─── Dataset rows ───

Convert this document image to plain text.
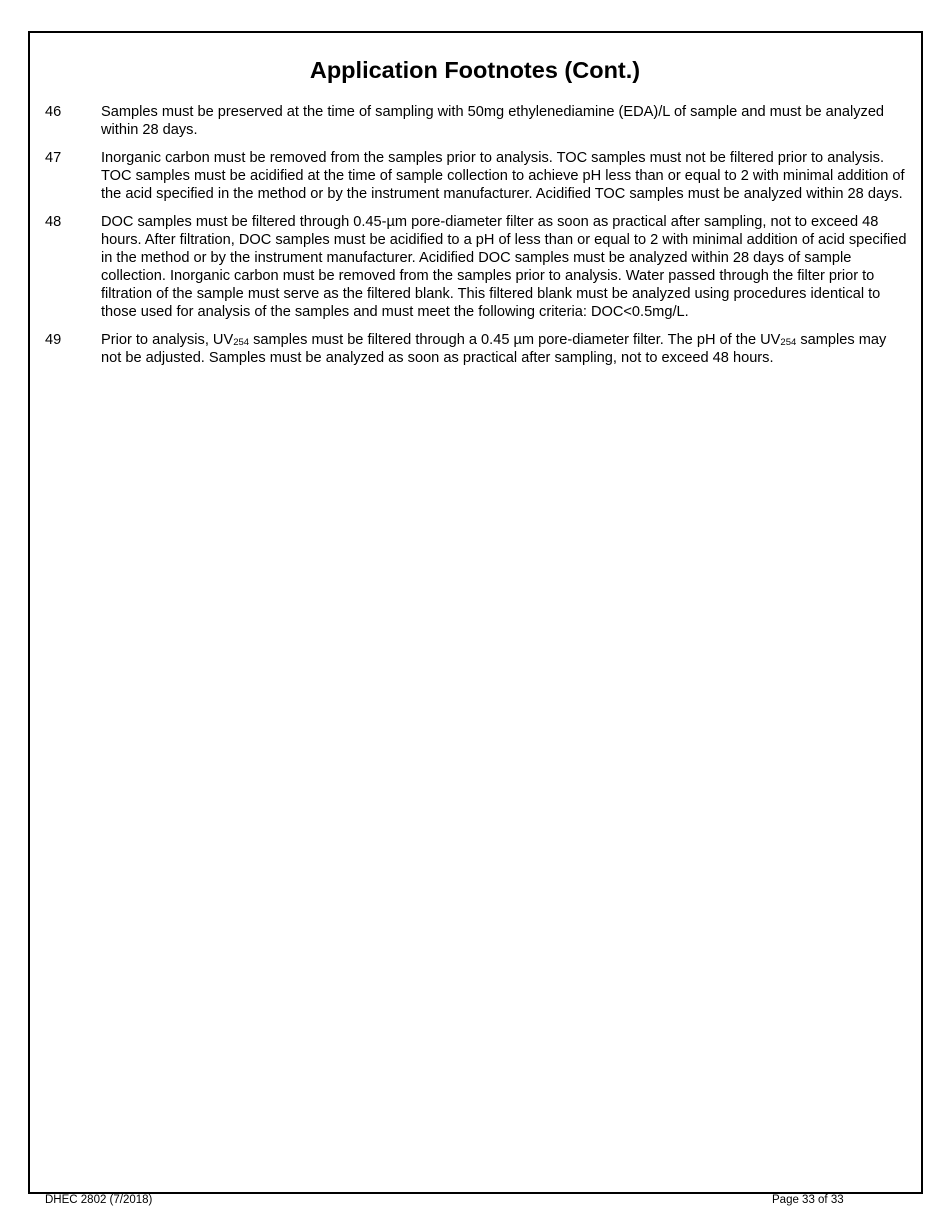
Application Footnotes (Cont.)
46	Samples must be preserved at the time of sampling with 50mg ethylenediamine (EDA)/L of sample and must be analyzed within 28 days.
47	Inorganic carbon must be removed from the samples prior to analysis. TOC samples must not be filtered prior to analysis. TOC samples must be acidified at the time of sample collection to achieve pH less than or equal to 2 with minimal addition of the acid specified in the method or by the instrument manufacturer. Acidified TOC samples must be analyzed within 28 days.
48	DOC samples must be filtered through 0.45-µm pore-diameter filter as soon as practical after sampling, not to exceed 48 hours. After filtration, DOC samples must be acidified to a pH of less than or equal to 2 with minimal addition of acid specified in the method or by the instrument manufacturer. Acidified DOC samples must be analyzed within 28 days of sample collection. Inorganic carbon must be removed from the samples prior to analysis. Water passed through the filter prior to filtration of the sample must serve as the filtered blank. This filtered blank must be analyzed using procedures identical to those used for analysis of the samples and must meet the following criteria: DOC<0.5mg/L.
49	Prior to analysis, $UV_{254}$ samples must be filtered through a 0.45 µm pore-diameter filter. The pH of the $UV_{254}$ samples may not be adjusted. Samples must be analyzed as soon as practical after sampling, not to exceed 48 hours.
DHEC 2802 (7/2018)	Page 33 of 33
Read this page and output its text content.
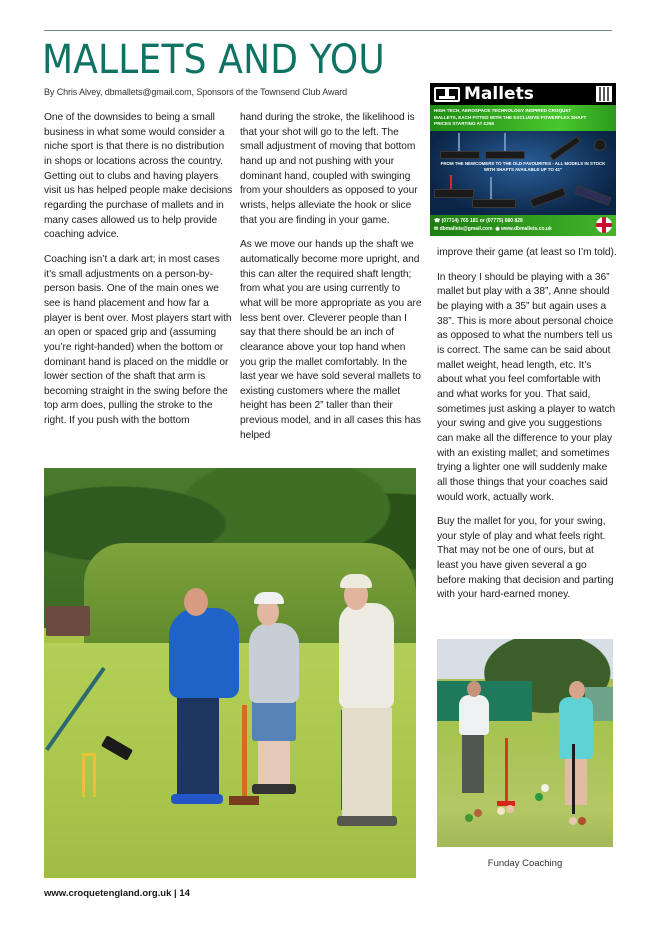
MALLETS AND YOU
By Chris Alvey, dbmallets@gmail.com, Sponsors of the Townsend Club Award

One of the downsides to being a small business in what some would consider a niche sport is that there is no distribution in shops or locations across the country. Getting out to clubs and having players visit us has helped people make decisions regarding the purchase of mallets and in many cases allowed us to help provide coaching advice.

Coaching isn’t a dark art; in most cases it’s small adjustments on a person-by-person basis. One of the main ones we see is hand placement and how far a player is bent over. Most players start with an open or spaced grip and (assuming you’re right-handed) when the bottom or dominant hand is placed on the middle or lower section of the shaft that arm is becoming straight in the swing before the top arm does, pulling the stroke to the right. If you push with the bottom

hand during the stroke, the likelihood is that your shot will go to the left. The small adjustment of moving that bottom hand up and not pushing with your dominant hand, coupled with swinging from your shoulders as opposed to your wrists, helps alleviate the hook or slice that you are finding in your game.

As we move our hands up the shaft we automatically become more upright, and this can alter the required shaft length; from what you are using currently to what will be more appropriate as you are less bent over. Cleverer people than I say that there should be an inch of clearance above your top hand when you grip the mallet comfortably. In the last year we have sold several mallets to existing customers where the mallet height has been 2” taller than their previous model, and in all cases this has helped

improve their game (at least so I’m told).

In theory I should be playing with a 36” mallet but play with a 38”, Anne should be playing with a 35” but again uses a 38”. This is more about personal choice as opposed to what the numbers tell us is correct. The same can be said about mallet weight, head length, etc. It’s about what you feel comfortable with and what works for you. That said, sometimes just asking a player to watch your swing and give you suggestions can make all the difference to your play with an existing mallet; and sometimes trying a lighter one will suddenly make all those things that your coaches said would work, actually work.

Buy the mallet for you, for your swing, your style of play and what feels right. That may not be one of ours, but at least you have given several a go before making that decision and parting with your hard-earned money.

Mallets
HIGH TECH, AEROSPACE TECHNOLOGY INSPIRED CROQUET
MALLETS, EACH FITTED WITH THE EXCLUSIVE POWERFLEX SHAFT
PRICES STARTING AT £268
FROM THE NEWCOMERS TO THE OLD FAVOURITES - ALL MODELS IN STOCK
WITH SHAFTS AVAILABLE UP TO 41"
☎ (07714) 765 181 or (07775) 680 828
✉ dbmallets@gmail.com ◉ www.dbmallets.co.uk
Funday Coaching
www.croquetengland.org.uk | 14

───

- Aim -
Copy out every line in the entries above that holds "least".

- Output of the task -
improve their game (at least so I’m told).
Buy the mallet for you, for your swing, your style of play and what feels right. That may not be one of ours, but at least you have given several a go before making that decision and parting with your hard-earned money.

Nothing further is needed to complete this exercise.